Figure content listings
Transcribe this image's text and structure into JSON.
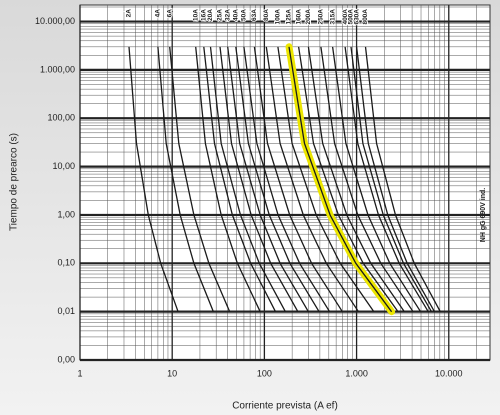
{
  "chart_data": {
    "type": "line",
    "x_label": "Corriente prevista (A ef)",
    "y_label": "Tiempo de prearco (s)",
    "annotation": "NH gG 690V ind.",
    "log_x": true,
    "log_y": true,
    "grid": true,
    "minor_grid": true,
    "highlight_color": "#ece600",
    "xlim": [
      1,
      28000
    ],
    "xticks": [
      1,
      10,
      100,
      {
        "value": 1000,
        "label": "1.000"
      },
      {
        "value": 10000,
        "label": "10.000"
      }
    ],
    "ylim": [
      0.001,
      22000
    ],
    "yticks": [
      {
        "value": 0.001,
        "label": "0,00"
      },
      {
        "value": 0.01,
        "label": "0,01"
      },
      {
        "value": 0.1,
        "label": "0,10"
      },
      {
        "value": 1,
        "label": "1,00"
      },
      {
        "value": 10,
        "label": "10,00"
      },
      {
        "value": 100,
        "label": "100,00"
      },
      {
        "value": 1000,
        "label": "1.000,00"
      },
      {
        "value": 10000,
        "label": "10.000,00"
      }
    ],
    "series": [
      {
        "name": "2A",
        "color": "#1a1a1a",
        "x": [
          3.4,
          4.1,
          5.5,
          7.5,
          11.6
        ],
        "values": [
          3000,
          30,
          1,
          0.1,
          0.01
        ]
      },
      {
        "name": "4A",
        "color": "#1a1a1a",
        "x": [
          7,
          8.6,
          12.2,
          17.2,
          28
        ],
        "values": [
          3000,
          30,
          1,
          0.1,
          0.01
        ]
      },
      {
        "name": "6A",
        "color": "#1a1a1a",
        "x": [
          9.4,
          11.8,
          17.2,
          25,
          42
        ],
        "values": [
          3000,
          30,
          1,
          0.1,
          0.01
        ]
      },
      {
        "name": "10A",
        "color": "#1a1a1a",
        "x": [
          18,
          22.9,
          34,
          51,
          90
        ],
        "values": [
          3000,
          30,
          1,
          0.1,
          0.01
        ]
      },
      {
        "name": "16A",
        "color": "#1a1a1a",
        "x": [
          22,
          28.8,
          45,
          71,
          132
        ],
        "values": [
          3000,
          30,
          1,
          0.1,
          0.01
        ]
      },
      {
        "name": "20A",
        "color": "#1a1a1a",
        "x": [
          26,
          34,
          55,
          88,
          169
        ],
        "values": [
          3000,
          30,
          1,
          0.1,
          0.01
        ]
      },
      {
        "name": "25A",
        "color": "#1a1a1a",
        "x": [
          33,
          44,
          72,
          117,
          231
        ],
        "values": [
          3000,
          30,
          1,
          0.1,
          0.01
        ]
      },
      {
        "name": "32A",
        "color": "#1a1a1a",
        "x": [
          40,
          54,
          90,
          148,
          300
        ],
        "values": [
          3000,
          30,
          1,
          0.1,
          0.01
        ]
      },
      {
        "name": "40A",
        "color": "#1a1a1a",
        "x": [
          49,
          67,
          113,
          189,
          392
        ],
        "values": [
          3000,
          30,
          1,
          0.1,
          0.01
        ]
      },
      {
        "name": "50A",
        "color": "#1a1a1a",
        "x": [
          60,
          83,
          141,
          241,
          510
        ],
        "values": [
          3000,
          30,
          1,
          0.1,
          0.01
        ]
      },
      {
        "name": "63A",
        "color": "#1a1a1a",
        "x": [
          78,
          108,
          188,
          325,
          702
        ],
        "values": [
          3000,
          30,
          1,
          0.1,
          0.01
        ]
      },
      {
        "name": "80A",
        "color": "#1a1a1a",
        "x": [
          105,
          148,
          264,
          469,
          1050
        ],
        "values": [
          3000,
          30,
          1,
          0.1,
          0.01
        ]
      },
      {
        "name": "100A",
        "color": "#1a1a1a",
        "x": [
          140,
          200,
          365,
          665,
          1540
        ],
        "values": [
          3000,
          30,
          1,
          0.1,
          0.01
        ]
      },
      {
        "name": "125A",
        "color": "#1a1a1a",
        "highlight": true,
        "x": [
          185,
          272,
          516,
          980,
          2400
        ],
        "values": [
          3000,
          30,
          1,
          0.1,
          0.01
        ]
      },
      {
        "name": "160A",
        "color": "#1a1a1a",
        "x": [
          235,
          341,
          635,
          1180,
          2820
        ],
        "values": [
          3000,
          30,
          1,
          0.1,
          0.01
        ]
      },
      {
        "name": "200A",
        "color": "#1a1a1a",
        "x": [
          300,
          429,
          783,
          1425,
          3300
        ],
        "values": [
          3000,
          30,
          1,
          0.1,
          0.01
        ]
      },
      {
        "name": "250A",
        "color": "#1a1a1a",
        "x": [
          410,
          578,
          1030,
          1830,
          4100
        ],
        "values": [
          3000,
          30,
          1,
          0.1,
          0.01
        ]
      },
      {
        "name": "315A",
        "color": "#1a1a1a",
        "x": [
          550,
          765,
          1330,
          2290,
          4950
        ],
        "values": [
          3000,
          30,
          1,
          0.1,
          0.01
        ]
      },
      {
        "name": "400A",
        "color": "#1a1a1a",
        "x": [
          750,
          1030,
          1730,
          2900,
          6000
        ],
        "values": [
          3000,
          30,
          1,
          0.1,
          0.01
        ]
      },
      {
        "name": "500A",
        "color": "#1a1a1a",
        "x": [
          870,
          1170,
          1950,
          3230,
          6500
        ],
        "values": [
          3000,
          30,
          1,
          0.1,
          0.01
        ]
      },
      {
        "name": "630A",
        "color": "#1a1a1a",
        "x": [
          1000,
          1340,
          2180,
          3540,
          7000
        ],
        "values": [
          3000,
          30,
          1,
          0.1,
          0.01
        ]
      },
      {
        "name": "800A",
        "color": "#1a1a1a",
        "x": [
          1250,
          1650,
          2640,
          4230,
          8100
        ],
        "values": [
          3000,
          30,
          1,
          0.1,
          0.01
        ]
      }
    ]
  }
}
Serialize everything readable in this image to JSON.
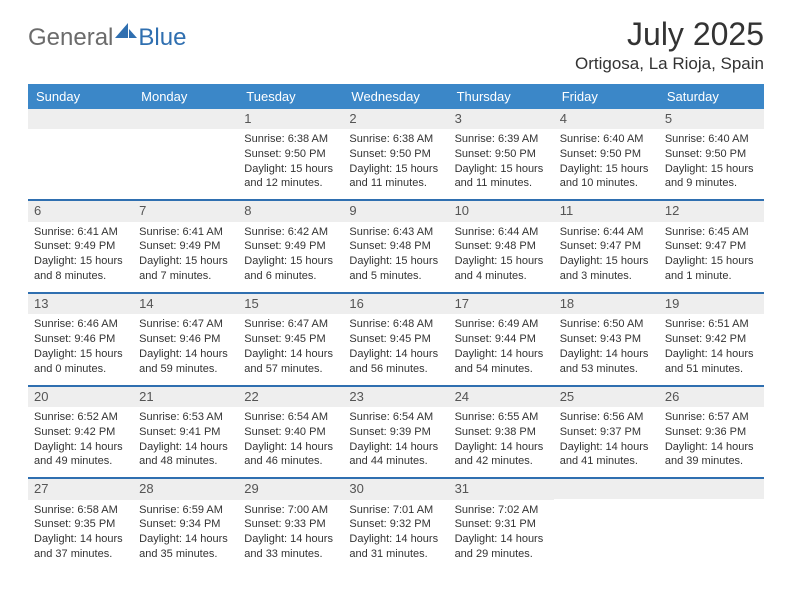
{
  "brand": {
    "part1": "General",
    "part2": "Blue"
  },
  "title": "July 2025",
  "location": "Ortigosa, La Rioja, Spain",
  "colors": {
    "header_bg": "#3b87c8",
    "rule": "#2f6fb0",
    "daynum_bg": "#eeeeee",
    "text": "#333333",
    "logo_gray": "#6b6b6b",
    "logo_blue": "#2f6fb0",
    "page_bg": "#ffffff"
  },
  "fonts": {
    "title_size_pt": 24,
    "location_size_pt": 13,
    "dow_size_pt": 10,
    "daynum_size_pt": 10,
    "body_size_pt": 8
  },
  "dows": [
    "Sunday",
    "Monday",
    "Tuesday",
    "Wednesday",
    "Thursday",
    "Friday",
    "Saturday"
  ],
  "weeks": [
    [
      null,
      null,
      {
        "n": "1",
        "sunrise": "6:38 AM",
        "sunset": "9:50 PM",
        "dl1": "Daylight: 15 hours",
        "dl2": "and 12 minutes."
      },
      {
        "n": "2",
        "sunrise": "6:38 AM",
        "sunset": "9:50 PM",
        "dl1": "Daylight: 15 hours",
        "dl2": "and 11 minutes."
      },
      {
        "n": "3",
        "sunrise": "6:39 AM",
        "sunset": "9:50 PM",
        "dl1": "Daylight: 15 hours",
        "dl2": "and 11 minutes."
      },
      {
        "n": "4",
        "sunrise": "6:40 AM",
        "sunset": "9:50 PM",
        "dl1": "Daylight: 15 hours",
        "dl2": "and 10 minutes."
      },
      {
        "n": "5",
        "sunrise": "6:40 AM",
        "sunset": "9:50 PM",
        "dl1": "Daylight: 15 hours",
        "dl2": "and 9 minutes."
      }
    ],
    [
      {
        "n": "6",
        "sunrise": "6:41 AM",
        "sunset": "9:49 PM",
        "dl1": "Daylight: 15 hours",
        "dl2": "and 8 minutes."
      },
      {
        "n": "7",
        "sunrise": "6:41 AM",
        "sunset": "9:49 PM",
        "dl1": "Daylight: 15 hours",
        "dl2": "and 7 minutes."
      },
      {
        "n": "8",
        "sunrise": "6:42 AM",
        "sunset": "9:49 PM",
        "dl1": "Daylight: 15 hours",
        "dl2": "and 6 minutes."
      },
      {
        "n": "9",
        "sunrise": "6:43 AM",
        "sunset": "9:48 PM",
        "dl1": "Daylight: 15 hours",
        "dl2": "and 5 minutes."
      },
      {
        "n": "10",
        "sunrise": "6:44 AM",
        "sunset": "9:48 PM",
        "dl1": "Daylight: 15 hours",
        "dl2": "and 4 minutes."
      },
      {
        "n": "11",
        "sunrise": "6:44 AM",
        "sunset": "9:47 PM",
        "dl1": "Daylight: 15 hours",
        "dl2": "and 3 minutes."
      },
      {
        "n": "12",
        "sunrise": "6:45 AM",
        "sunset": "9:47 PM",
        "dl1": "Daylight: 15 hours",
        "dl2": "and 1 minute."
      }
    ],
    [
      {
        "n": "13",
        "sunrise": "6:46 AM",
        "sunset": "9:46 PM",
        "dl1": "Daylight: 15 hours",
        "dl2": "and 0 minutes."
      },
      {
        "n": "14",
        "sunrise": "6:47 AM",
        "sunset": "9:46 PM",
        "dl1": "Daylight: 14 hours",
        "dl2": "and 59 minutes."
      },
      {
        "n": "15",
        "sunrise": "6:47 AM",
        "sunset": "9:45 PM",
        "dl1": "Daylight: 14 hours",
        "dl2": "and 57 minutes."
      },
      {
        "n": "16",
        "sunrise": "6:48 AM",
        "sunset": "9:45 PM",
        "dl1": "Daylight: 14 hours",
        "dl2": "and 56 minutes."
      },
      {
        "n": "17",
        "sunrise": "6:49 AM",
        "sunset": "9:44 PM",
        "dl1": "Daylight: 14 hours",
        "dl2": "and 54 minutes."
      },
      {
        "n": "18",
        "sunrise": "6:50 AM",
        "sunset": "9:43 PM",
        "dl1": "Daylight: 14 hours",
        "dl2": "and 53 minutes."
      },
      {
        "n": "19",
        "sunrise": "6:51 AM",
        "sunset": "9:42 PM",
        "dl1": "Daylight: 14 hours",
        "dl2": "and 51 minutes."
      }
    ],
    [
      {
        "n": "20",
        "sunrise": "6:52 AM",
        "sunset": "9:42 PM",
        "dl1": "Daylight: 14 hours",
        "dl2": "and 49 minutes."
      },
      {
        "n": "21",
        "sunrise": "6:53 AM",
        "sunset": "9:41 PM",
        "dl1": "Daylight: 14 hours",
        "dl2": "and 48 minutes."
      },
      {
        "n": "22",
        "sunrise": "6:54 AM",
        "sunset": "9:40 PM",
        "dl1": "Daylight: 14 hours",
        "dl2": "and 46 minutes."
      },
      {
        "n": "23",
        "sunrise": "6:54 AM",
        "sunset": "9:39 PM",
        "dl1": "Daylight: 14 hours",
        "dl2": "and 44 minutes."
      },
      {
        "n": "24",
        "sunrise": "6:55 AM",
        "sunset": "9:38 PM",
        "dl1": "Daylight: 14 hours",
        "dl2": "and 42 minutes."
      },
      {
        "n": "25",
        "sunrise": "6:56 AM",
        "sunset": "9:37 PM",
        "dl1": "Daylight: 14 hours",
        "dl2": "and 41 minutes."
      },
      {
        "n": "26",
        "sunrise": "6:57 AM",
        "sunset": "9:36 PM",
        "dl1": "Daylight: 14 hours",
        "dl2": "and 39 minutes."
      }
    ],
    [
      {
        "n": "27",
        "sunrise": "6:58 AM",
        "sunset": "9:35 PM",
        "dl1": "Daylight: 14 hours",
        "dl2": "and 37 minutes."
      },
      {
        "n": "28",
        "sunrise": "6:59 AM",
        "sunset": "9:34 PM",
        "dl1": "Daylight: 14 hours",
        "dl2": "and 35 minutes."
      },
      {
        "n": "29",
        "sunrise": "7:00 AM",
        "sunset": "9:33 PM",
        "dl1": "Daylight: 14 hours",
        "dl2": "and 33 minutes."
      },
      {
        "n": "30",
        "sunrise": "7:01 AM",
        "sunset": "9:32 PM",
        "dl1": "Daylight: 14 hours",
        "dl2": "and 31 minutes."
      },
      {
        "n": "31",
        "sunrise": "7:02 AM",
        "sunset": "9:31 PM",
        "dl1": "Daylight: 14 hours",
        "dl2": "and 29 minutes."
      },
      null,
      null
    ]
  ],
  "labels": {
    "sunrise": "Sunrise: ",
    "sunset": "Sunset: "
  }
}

[Set exercise]: Each line in the listing above that contains "true" should be copied.

[The solution]:
    "log_x": true,
    "log_y": true,
    "grid": true,
    "minor_grid": true,
        "highlight": true,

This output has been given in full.